GIVEN EXERCISE → Count lines with "text" in them. Report only the total.

-- begin RECORDED DATA --

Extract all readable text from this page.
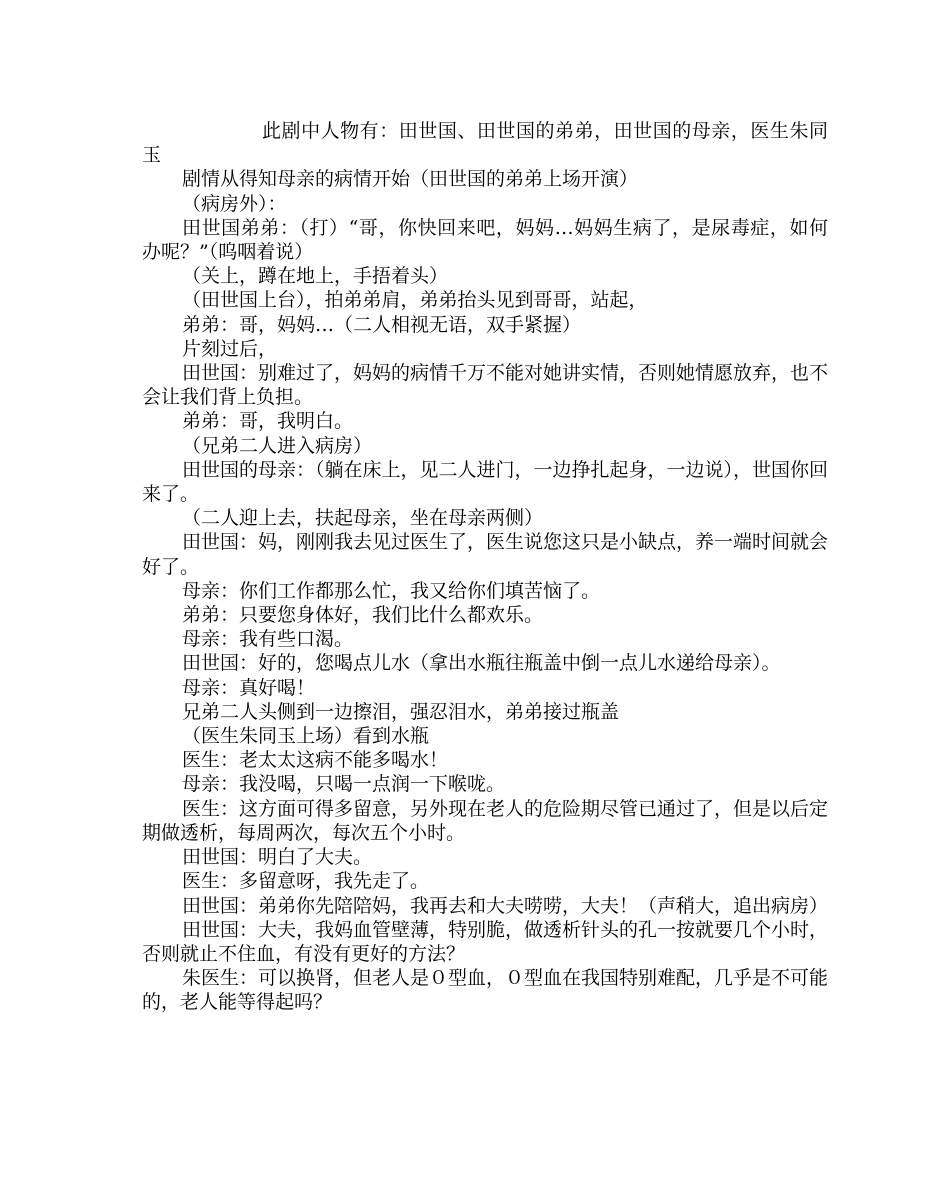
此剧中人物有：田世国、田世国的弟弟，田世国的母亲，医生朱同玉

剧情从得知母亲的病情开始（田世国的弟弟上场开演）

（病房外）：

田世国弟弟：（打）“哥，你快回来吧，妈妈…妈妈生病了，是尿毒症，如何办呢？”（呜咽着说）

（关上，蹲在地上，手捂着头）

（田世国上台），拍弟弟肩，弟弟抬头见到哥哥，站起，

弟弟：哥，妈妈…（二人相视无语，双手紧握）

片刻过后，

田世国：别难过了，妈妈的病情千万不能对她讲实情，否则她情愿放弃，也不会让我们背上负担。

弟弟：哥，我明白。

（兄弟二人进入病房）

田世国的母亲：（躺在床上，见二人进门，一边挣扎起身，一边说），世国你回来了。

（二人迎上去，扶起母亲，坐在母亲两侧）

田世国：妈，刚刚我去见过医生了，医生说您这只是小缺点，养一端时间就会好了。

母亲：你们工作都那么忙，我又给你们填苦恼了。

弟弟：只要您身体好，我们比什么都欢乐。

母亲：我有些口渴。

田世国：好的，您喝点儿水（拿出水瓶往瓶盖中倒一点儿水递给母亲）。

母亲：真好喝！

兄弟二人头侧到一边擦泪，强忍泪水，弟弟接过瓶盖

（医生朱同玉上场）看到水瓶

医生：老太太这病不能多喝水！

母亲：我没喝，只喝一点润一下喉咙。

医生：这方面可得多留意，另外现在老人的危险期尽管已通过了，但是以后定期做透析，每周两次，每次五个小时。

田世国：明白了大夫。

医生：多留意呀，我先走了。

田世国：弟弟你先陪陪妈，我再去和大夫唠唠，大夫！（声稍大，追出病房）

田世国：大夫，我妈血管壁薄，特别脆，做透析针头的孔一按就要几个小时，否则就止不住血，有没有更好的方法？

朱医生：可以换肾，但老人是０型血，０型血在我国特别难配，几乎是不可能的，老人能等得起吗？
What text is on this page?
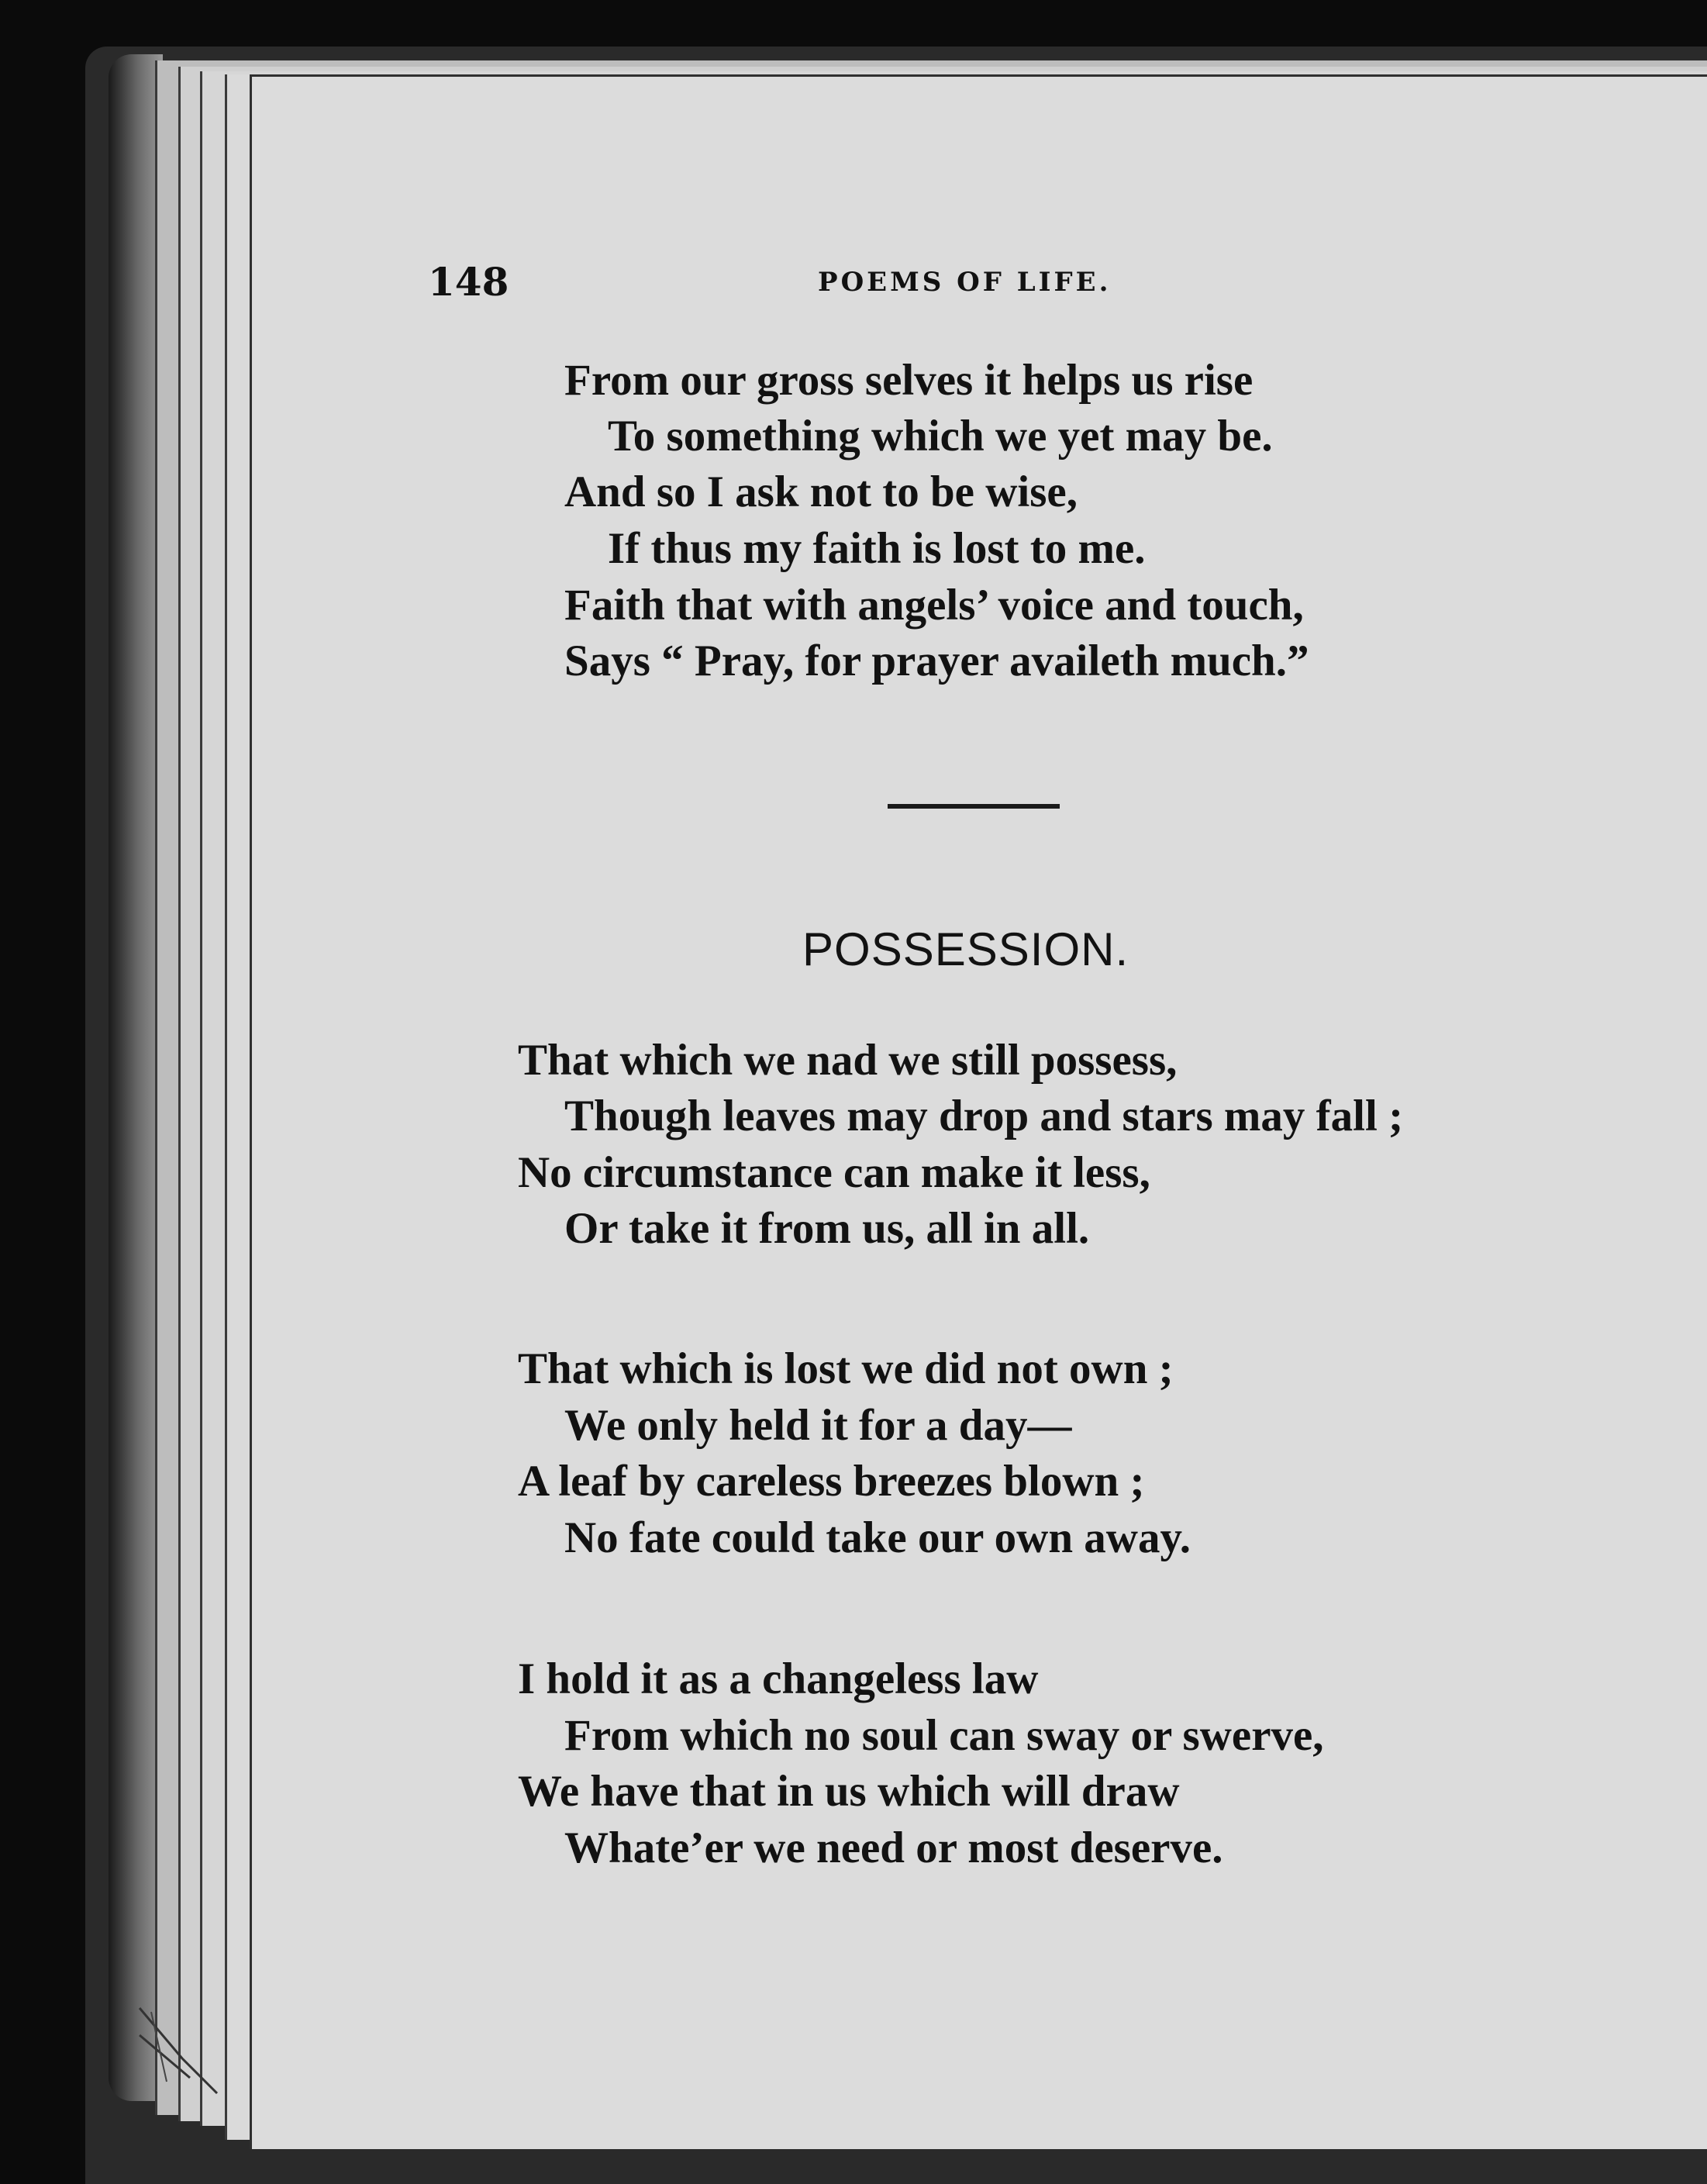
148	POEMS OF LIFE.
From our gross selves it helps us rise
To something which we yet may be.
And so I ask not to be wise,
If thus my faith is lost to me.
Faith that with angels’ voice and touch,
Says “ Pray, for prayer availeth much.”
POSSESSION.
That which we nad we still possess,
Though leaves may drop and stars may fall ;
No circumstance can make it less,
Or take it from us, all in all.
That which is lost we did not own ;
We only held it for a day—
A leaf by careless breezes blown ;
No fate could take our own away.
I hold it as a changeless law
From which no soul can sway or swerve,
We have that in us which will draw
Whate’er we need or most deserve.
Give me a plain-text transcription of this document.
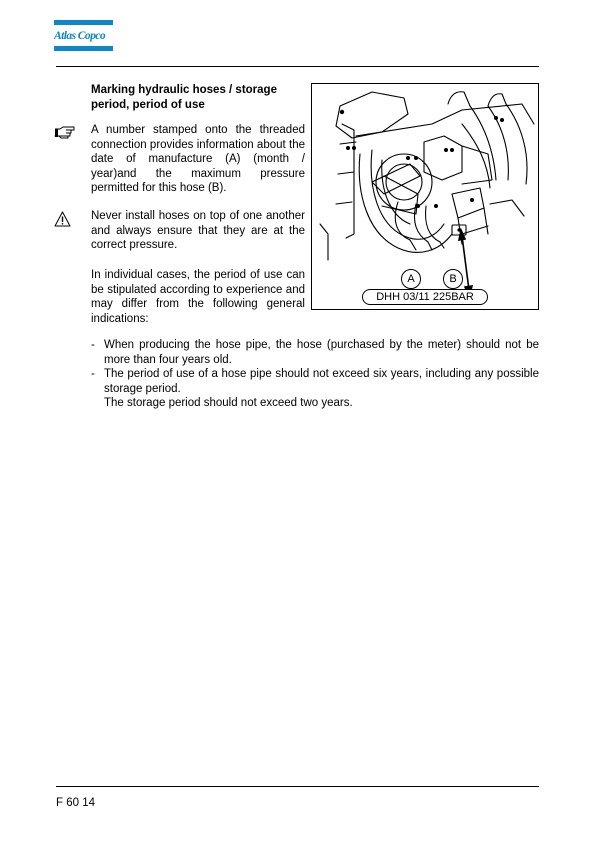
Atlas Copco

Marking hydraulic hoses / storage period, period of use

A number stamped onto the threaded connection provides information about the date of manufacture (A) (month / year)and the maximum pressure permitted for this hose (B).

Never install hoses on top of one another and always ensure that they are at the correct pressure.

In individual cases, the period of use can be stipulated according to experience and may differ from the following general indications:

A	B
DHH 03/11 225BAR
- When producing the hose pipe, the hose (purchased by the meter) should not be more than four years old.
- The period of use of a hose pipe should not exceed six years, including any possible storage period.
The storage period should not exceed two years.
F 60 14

-- end RECORDED DATA --

PROBLEM SOLUTION → 3